Problem description
Every line below that contains "usage" is to be copied.

Extracted records
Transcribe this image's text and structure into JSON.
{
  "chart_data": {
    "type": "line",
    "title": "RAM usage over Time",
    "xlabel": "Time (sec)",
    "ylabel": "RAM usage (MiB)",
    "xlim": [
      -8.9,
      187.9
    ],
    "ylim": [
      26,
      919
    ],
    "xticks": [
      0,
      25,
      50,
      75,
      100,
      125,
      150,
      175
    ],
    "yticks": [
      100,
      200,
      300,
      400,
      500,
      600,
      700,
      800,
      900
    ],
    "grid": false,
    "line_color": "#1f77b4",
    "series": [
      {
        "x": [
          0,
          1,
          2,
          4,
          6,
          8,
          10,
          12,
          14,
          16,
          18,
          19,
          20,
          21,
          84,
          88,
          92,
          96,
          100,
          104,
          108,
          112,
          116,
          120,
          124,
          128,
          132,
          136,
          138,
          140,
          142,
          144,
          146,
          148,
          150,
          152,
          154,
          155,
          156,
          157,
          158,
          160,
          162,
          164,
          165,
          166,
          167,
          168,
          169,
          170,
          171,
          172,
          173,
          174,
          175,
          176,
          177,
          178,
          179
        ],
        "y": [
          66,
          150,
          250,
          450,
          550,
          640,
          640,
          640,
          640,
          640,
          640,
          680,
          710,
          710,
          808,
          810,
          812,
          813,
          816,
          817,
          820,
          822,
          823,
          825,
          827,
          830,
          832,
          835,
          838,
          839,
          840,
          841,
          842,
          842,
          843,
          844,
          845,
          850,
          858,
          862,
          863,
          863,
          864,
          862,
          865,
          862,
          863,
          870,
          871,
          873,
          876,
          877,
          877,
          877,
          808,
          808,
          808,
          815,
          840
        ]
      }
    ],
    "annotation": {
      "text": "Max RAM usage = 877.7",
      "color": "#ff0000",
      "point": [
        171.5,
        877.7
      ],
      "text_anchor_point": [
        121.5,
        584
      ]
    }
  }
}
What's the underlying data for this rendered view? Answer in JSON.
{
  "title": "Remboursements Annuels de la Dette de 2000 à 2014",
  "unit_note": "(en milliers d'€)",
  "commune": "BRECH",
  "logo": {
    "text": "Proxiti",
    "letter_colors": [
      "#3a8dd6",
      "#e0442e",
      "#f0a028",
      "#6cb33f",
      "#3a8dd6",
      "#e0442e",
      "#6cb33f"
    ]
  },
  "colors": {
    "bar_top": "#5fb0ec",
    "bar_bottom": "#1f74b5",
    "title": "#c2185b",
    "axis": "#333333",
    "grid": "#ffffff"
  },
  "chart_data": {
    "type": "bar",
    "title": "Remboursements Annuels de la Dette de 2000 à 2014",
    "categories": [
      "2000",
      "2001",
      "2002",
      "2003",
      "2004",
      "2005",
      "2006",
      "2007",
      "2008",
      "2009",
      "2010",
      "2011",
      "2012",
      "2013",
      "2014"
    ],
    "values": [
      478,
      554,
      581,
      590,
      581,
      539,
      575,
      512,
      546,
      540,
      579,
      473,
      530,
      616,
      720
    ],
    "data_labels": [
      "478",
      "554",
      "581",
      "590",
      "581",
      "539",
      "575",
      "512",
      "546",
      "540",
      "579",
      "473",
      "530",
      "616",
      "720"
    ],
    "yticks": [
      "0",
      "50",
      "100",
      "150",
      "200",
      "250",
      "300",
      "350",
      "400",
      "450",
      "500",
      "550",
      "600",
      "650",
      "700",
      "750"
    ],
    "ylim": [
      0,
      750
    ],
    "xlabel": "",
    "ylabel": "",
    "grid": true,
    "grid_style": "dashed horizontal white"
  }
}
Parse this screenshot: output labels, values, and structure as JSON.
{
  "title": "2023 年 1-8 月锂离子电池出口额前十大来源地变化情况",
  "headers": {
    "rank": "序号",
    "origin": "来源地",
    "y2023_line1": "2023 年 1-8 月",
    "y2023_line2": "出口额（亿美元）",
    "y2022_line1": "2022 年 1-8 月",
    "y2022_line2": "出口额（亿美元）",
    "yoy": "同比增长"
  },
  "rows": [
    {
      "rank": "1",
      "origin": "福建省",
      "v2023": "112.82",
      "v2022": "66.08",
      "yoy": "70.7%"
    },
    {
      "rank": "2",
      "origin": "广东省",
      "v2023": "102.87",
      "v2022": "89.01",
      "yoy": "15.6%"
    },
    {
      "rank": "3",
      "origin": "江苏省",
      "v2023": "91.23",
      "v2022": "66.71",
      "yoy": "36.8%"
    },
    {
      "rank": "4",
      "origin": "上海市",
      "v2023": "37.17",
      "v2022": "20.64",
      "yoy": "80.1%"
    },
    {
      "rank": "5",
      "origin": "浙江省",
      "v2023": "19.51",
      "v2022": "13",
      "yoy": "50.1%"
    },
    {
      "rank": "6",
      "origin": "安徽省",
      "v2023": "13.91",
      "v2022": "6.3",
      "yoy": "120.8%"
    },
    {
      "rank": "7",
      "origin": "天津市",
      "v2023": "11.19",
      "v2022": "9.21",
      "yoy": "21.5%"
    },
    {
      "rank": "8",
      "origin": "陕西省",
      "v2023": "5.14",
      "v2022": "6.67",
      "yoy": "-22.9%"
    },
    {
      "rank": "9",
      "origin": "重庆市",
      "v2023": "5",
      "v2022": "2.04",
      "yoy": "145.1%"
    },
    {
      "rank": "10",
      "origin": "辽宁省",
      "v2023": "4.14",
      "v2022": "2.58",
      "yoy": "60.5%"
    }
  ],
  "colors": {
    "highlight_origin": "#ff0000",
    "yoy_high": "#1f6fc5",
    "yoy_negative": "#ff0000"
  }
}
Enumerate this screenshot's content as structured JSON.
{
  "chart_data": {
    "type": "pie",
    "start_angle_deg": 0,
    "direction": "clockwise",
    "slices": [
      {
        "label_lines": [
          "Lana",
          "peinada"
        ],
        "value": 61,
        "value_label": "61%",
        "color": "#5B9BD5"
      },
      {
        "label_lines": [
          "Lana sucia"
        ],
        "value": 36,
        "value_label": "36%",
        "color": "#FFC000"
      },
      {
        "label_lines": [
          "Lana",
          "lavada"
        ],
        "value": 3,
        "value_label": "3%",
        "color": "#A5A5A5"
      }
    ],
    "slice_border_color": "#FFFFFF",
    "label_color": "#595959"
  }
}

Solution to the problem
    "title": "RAM usage over Time",
    "ylabel": "RAM usage (MiB)",
      "text": "Max RAM usage = 877.7",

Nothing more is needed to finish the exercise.